(Collected data)
□ □ □ □
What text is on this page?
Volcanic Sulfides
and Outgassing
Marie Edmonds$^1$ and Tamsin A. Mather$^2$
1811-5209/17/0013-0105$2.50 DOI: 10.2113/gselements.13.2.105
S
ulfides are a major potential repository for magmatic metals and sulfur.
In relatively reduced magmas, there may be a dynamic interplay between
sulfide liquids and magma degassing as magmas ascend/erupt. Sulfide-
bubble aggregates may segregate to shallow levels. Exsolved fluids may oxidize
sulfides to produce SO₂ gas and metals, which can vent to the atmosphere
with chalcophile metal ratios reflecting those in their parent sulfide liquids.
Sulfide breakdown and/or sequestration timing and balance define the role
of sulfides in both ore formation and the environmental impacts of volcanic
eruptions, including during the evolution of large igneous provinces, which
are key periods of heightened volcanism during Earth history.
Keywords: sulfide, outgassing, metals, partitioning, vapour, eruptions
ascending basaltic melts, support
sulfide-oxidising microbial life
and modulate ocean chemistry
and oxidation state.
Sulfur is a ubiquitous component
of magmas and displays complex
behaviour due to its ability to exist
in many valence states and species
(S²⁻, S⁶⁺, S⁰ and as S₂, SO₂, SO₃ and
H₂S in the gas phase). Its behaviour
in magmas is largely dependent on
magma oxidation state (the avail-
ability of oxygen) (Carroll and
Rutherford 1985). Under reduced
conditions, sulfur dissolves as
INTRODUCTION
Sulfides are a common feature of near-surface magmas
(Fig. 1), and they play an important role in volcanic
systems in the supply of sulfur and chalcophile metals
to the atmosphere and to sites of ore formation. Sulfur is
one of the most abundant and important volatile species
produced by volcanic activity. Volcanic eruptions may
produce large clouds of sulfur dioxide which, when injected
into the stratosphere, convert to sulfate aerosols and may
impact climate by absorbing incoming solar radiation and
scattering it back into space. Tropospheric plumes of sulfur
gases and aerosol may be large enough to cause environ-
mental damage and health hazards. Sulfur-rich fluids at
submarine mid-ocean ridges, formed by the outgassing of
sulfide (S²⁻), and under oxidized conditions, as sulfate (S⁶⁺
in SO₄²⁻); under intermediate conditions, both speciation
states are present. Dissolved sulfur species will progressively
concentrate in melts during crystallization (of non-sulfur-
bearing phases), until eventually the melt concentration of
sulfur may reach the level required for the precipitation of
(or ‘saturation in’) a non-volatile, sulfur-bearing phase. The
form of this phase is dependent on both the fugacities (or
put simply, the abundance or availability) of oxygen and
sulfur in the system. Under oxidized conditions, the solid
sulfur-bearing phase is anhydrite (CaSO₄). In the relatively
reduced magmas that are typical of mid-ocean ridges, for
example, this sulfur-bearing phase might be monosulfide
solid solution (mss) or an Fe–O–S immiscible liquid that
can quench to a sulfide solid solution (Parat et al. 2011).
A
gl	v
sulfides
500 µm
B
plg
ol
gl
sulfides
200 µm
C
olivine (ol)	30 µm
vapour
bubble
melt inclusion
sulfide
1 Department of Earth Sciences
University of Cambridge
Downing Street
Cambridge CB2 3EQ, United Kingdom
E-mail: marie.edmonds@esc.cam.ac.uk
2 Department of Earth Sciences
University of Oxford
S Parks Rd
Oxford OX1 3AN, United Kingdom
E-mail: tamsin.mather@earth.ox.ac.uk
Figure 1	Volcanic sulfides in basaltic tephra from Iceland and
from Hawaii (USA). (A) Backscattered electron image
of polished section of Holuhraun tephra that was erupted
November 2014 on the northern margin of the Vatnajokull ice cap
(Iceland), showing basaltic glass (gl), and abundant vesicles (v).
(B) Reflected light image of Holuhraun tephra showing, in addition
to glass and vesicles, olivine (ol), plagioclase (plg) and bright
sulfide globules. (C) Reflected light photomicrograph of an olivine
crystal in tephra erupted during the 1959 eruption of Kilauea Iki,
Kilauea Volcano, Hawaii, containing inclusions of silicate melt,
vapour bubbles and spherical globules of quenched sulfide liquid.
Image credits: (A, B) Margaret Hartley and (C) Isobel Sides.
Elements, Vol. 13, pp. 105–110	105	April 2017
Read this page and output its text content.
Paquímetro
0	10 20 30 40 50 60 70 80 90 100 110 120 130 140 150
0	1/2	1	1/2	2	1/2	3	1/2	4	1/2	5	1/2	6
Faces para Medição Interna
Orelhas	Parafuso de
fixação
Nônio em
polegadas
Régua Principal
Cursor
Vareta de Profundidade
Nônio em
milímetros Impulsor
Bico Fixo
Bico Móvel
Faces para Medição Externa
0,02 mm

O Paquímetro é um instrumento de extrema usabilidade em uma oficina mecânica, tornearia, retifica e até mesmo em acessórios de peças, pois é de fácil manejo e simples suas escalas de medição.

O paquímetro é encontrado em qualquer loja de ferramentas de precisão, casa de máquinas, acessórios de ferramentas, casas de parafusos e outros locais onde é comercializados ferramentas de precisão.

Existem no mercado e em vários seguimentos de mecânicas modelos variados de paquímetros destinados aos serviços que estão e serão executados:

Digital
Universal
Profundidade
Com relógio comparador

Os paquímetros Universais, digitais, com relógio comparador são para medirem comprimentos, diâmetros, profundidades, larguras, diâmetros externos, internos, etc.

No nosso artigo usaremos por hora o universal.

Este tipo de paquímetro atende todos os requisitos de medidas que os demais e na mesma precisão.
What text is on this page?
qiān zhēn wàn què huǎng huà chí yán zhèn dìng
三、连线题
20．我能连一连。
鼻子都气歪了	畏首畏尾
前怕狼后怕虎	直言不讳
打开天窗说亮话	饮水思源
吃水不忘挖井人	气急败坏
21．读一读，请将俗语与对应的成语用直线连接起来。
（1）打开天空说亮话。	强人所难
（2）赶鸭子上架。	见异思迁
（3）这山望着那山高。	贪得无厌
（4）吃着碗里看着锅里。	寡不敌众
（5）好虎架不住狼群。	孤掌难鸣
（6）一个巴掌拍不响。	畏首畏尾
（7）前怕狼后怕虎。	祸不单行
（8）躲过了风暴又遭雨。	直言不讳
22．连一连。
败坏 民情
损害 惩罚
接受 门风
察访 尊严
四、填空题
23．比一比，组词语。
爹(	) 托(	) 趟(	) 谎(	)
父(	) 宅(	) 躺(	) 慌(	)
□ □ □ □
Directions —
Look through the entries above for the word "Department". Copy every line where it shows up.

Task response —
1 Department of Earth Sciences
2 Department of Earth Sciences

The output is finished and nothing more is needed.